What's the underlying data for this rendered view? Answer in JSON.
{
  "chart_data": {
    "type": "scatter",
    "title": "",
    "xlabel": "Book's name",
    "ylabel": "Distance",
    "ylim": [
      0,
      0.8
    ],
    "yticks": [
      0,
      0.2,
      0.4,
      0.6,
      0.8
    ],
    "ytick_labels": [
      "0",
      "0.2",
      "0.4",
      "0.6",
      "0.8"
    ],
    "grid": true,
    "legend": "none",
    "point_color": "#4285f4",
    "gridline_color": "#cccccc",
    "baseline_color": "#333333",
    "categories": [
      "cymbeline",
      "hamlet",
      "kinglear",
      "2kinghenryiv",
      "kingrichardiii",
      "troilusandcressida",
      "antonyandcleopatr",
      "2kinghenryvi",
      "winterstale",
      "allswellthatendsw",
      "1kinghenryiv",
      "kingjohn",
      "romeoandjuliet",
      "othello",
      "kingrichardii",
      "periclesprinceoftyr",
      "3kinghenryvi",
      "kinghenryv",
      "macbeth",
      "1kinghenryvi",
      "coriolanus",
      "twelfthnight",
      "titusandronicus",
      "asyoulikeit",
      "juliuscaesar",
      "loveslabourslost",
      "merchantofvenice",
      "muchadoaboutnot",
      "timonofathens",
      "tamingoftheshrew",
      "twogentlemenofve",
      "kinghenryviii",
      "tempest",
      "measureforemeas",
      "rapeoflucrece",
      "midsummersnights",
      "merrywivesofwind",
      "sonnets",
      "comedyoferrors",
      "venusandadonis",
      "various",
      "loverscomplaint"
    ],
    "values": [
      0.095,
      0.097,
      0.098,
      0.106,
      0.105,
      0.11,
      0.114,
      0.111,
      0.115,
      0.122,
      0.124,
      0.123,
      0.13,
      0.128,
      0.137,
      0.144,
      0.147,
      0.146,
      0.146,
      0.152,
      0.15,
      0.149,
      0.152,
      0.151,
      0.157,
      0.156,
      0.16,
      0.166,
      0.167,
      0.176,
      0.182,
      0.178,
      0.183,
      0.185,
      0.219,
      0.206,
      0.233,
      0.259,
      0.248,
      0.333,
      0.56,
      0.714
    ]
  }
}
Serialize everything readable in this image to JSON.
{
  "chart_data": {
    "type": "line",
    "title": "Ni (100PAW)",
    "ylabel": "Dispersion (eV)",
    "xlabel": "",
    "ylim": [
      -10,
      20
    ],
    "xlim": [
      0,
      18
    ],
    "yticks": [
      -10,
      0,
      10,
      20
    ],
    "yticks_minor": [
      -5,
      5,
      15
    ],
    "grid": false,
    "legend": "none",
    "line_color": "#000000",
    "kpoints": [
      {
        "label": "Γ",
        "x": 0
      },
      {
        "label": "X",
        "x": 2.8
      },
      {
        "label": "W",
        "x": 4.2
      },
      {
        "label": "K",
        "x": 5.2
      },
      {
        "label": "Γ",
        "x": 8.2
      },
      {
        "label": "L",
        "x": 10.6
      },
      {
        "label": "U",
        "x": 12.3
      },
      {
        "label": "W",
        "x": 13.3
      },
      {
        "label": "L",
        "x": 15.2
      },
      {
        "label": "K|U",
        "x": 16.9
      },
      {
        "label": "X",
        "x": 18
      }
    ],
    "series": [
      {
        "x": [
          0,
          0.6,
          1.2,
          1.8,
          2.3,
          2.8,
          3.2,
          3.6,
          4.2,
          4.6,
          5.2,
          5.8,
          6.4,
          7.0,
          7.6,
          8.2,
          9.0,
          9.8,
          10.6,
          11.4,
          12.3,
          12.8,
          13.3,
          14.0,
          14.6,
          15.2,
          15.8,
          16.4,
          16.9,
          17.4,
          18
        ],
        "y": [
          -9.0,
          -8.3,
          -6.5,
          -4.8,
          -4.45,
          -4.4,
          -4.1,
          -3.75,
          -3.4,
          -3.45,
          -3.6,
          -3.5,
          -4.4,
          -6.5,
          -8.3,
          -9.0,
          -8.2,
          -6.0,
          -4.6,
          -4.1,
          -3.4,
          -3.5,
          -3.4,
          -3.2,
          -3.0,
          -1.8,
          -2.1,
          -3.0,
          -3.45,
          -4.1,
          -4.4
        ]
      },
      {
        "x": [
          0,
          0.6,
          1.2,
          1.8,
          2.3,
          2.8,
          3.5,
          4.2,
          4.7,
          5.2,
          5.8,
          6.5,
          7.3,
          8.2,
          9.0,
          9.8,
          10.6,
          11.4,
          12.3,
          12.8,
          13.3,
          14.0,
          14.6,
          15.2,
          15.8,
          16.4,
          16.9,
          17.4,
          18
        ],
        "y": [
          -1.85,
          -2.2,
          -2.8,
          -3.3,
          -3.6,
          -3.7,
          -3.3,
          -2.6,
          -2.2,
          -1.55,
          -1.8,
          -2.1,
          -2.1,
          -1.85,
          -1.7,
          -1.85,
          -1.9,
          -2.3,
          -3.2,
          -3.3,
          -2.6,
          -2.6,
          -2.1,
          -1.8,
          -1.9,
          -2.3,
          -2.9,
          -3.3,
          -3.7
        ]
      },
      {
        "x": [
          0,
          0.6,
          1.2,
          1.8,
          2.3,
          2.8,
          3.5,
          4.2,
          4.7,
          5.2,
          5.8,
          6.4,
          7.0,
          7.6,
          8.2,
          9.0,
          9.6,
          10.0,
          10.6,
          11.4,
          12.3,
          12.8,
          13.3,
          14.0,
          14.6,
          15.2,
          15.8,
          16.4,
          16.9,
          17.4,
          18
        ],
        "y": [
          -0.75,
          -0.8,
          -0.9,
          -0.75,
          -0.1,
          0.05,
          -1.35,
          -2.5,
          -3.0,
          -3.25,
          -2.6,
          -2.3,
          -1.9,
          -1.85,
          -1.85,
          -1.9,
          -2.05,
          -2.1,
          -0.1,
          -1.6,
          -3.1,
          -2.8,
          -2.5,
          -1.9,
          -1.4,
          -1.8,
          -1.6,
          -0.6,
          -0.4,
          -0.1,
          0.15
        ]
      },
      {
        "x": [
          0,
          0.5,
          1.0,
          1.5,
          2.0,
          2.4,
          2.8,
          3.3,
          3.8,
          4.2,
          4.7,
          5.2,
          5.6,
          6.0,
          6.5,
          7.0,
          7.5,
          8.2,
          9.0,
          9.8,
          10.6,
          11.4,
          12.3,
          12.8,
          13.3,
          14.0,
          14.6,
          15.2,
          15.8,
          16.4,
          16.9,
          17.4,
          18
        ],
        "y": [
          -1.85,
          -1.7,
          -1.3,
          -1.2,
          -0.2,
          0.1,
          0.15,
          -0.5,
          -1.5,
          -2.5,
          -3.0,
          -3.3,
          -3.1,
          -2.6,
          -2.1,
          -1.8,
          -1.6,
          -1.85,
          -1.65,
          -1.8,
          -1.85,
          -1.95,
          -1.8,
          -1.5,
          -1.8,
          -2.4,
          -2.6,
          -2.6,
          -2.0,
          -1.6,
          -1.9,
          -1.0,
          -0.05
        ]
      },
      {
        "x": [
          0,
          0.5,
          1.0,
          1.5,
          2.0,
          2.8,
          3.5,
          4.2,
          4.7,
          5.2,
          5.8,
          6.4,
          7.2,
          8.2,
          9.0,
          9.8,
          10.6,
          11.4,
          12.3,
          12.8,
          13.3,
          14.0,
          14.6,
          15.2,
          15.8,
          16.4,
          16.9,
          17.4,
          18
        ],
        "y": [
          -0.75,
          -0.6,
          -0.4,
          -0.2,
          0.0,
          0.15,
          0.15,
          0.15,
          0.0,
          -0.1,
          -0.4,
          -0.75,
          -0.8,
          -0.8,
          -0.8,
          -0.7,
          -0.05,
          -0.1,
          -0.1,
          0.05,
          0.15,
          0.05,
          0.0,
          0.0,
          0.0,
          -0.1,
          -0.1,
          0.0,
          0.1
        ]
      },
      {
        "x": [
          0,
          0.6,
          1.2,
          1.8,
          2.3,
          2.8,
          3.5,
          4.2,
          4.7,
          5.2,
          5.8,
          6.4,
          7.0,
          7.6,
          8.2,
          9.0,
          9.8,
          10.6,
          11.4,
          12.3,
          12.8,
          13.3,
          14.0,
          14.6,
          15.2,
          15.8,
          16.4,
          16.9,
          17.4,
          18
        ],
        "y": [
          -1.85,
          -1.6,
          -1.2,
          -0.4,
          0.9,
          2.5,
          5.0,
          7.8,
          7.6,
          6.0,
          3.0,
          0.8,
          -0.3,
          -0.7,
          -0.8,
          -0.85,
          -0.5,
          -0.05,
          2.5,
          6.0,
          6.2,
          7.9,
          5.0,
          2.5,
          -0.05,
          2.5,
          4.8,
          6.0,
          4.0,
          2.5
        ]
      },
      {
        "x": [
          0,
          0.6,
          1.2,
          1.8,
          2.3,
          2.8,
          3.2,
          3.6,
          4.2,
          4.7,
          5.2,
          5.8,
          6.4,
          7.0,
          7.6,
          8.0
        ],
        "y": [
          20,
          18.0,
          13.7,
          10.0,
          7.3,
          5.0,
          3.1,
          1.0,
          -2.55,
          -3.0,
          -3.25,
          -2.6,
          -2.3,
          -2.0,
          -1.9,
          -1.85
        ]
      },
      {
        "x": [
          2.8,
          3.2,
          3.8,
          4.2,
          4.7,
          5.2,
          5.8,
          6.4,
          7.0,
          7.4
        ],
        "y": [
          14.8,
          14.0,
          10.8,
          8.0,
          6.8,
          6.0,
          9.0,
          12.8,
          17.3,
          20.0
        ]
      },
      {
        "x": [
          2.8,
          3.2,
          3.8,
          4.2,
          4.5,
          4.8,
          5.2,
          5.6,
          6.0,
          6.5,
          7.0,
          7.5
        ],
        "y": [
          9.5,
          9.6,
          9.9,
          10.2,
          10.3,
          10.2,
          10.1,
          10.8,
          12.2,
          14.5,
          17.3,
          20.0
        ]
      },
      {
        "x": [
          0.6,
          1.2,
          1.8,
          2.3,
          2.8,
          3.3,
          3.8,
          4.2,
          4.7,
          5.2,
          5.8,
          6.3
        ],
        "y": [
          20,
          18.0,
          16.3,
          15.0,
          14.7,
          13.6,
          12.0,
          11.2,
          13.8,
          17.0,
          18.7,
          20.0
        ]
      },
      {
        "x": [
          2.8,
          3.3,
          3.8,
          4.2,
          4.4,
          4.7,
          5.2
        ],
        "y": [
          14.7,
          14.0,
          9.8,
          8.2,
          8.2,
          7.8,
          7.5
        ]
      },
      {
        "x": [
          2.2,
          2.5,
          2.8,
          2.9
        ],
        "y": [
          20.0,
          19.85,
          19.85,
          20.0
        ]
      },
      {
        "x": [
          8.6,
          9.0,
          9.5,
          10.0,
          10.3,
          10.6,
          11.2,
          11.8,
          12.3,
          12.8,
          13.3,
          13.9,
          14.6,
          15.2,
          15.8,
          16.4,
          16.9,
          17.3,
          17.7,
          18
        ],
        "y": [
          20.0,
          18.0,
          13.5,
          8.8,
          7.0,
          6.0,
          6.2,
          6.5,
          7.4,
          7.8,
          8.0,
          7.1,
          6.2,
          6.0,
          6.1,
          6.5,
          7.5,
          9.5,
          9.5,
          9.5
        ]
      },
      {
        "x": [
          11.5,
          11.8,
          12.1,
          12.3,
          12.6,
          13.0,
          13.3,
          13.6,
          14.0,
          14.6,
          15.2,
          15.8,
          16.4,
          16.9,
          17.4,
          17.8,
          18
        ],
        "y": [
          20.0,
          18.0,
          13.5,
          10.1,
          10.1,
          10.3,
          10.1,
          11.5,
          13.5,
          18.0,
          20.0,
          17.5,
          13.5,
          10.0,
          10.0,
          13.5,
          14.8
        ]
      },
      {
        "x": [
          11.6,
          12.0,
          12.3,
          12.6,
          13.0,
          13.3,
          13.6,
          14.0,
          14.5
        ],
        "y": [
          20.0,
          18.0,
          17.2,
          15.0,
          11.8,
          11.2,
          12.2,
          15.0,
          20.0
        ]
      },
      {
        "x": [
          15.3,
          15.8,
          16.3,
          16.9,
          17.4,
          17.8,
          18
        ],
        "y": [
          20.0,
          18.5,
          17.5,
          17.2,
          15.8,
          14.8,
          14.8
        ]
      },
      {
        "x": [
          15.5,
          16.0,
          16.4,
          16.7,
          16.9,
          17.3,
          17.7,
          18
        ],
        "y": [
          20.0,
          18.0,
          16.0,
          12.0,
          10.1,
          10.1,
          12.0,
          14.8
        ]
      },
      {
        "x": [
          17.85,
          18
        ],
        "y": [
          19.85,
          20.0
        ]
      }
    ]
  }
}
* * * * * * * * *
- _Your objective_
Scan the lines for the string "JSON". Copy out each line that matches.

- _Reply_
What's the underlying data for this rendered view? Answer in JSON.
Serialize everything readable in this image to JSON.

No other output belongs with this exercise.